--- Given entries ---
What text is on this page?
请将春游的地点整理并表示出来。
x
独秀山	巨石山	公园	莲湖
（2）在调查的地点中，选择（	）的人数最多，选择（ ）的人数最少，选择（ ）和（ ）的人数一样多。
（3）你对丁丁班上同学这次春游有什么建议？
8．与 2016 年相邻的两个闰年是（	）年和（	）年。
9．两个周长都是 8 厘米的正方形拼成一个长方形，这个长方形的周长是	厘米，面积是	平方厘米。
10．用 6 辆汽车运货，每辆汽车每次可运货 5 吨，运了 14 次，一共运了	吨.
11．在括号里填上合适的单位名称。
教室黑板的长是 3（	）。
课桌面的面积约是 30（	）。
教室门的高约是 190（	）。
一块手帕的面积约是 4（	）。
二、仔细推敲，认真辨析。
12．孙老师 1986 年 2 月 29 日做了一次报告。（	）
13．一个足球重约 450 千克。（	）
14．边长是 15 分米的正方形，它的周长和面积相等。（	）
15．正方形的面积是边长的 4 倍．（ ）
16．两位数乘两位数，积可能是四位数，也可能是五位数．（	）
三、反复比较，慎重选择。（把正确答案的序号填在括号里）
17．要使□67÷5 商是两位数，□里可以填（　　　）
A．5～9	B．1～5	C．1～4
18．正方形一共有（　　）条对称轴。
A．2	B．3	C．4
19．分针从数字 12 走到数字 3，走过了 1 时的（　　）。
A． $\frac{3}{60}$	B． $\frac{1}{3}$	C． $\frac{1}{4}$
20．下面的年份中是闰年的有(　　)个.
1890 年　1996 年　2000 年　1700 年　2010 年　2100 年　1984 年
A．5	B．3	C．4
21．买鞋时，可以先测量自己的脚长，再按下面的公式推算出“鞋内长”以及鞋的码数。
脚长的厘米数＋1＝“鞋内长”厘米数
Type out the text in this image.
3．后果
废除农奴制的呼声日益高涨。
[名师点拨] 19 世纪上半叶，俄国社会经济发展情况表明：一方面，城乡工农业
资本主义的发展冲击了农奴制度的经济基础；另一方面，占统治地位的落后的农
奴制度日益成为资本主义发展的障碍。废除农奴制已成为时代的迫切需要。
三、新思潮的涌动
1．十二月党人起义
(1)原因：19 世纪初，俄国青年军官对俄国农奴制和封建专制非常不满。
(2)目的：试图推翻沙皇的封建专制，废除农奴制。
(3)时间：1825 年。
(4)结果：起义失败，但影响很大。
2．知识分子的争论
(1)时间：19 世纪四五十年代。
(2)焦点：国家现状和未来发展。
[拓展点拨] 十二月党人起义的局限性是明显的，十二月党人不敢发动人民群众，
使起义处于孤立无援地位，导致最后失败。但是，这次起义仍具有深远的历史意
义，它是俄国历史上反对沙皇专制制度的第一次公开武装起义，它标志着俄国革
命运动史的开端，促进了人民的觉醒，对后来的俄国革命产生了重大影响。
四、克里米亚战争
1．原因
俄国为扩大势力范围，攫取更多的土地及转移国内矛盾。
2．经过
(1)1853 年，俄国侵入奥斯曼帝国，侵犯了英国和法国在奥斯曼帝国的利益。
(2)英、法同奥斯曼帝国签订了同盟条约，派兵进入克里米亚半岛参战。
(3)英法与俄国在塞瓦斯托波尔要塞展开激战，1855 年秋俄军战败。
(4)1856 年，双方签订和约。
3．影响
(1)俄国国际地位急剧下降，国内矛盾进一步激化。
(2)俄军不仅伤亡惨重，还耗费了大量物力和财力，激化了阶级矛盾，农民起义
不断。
---
Task goal. Without changing a word, restate the whole listing.

Reply to the exercise.
What text is on this page?
请将春游的地点整理并表示出来。
x
独秀山	巨石山	公园	莲湖
（2）在调查的地点中，选择（	）的人数最多，选择（ ）的人数最少，选择（ ）和（ ）的人数一样多。
（3）你对丁丁班上同学这次春游有什么建议？
8．与 2016 年相邻的两个闰年是（	）年和（	）年。
9．两个周长都是 8 厘米的正方形拼成一个长方形，这个长方形的周长是	厘米，面积是	平方厘米。
10．用 6 辆汽车运货，每辆汽车每次可运货 5 吨，运了 14 次，一共运了	吨.
11．在括号里填上合适的单位名称。
教室黑板的长是 3（	）。
课桌面的面积约是 30（	）。
教室门的高约是 190（	）。
一块手帕的面积约是 4（	）。
二、仔细推敲，认真辨析。
12．孙老师 1986 年 2 月 29 日做了一次报告。（	）
13．一个足球重约 450 千克。（	）
14．边长是 15 分米的正方形，它的周长和面积相等。（	）
15．正方形的面积是边长的 4 倍．（ ）
16．两位数乘两位数，积可能是四位数，也可能是五位数．（	）
三、反复比较，慎重选择。（把正确答案的序号填在括号里）
17．要使□67÷5 商是两位数，□里可以填（　　　）
A．5～9	B．1～5	C．1～4
18．正方形一共有（　　）条对称轴。
A．2	B．3	C．4
19．分针从数字 12 走到数字 3，走过了 1 时的（　　）。
A． $\frac{3}{60}$	B． $\frac{1}{3}$	C． $\frac{1}{4}$
20．下面的年份中是闰年的有(　　)个.
1890 年　1996 年　2000 年　1700 年　2010 年　2100 年　1984 年
A．5	B．3	C．4
21．买鞋时，可以先测量自己的脚长，再按下面的公式推算出“鞋内长”以及鞋的码数。
脚长的厘米数＋1＝“鞋内长”厘米数
Type out the text in this image.
3．后果
废除农奴制的呼声日益高涨。
[名师点拨] 19 世纪上半叶，俄国社会经济发展情况表明：一方面，城乡工农业
资本主义的发展冲击了农奴制度的经济基础；另一方面，占统治地位的落后的农
奴制度日益成为资本主义发展的障碍。废除农奴制已成为时代的迫切需要。
三、新思潮的涌动
1．十二月党人起义
(1)原因：19 世纪初，俄国青年军官对俄国农奴制和封建专制非常不满。
(2)目的：试图推翻沙皇的封建专制，废除农奴制。
(3)时间：1825 年。
(4)结果：起义失败，但影响很大。
2．知识分子的争论
(1)时间：19 世纪四五十年代。
(2)焦点：国家现状和未来发展。
[拓展点拨] 十二月党人起义的局限性是明显的，十二月党人不敢发动人民群众，
使起义处于孤立无援地位，导致最后失败。但是，这次起义仍具有深远的历史意
义，它是俄国历史上反对沙皇专制制度的第一次公开武装起义，它标志着俄国革
命运动史的开端，促进了人民的觉醒，对后来的俄国革命产生了重大影响。
四、克里米亚战争
1．原因
俄国为扩大势力范围，攫取更多的土地及转移国内矛盾。
2．经过
(1)1853 年，俄国侵入奥斯曼帝国，侵犯了英国和法国在奥斯曼帝国的利益。
(2)英、法同奥斯曼帝国签订了同盟条约，派兵进入克里米亚半岛参战。
(3)英法与俄国在塞瓦斯托波尔要塞展开激战，1855 年秋俄军战败。
(4)1856 年，双方签订和约。
3．影响
(1)俄国国际地位急剧下降，国内矛盾进一步激化。
(2)俄军不仅伤亡惨重，还耗费了大量物力和财力，激化了阶级矛盾，农民起义
不断。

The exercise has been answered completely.